Job -
Below is the data. Give it again, complete and exact.

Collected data
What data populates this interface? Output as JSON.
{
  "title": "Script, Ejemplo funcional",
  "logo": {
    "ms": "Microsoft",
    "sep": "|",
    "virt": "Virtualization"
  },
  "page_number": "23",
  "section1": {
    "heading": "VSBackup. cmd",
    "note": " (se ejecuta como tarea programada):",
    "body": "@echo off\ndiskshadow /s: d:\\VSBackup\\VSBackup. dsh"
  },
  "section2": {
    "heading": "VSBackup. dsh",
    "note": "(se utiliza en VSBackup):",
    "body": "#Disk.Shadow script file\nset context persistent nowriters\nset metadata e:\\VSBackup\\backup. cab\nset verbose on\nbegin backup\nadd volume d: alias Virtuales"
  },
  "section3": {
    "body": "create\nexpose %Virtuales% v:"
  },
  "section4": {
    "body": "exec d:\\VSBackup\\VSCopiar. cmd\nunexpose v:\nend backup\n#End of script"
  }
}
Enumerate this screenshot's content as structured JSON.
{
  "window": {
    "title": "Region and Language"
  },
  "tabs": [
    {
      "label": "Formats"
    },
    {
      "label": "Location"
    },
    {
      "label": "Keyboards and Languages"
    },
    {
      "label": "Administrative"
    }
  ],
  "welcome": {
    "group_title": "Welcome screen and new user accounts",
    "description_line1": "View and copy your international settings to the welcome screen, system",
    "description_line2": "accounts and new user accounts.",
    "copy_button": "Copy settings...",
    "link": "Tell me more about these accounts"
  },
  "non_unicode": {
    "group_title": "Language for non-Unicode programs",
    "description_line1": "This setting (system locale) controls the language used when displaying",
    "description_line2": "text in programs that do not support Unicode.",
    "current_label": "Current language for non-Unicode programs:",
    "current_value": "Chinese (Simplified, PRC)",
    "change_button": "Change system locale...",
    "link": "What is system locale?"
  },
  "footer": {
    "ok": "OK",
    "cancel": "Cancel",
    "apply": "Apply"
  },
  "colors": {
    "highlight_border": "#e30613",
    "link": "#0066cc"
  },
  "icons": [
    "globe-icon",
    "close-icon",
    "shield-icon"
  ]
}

Task output -
What data populates this interface? Output as JSON.
{
  "title": "Script, Ejemplo funcional",
  "logo": {
    "ms": "Microsoft",
    "sep": "|",
    "virt": "Virtualization"
  },
  "page_number": "23",
  "section1": {
    "heading": "VSBackup. cmd",
    "note": " (se ejecuta como tarea programada):",
    "body": "@echo off\ndiskshadow /s: d:\\VSBackup\\VSBackup. dsh"
  },
  "section2": {
    "heading": "VSBackup. dsh",
    "note": "(se utiliza en VSBackup):",
    "body": "#Disk.Shadow script file\nset context persistent nowriters\nset metadata e:\\VSBackup\\backup. cab\nset verbose on\nbegin backup\nadd volume d: alias Virtuales"
  },
  "section3": {
    "body": "create\nexpose %Virtuales% v:"
  },
  "section4": {
    "body": "exec d:\\VSBackup\\VSCopiar. cmd\nunexpose v:\nend backup\n#End of script"
  }
}
Enumerate this screenshot's content as structured JSON.
{
  "window": {
    "title": "Region and Language"
  },
  "tabs": [
    {
      "label": "Formats"
    },
    {
      "label": "Location"
    },
    {
      "label": "Keyboards and Languages"
    },
    {
      "label": "Administrative"
    }
  ],
  "welcome": {
    "group_title": "Welcome screen and new user accounts",
    "description_line1": "View and copy your international settings to the welcome screen, system",
    "description_line2": "accounts and new user accounts.",
    "copy_button": "Copy settings...",
    "link": "Tell me more about these accounts"
  },
  "non_unicode": {
    "group_title": "Language for non-Unicode programs",
    "description_line1": "This setting (system locale) controls the language used when displaying",
    "description_line2": "text in programs that do not support Unicode.",
    "current_label": "Current language for non-Unicode programs:",
    "current_value": "Chinese (Simplified, PRC)",
    "change_button": "Change system locale...",
    "link": "What is system locale?"
  },
  "footer": {
    "ok": "OK",
    "cancel": "Cancel",
    "apply": "Apply"
  },
  "colors": {
    "highlight_border": "#e30613",
    "link": "#0066cc"
  },
  "icons": [
    "globe-icon",
    "close-icon",
    "shield-icon"
  ]
}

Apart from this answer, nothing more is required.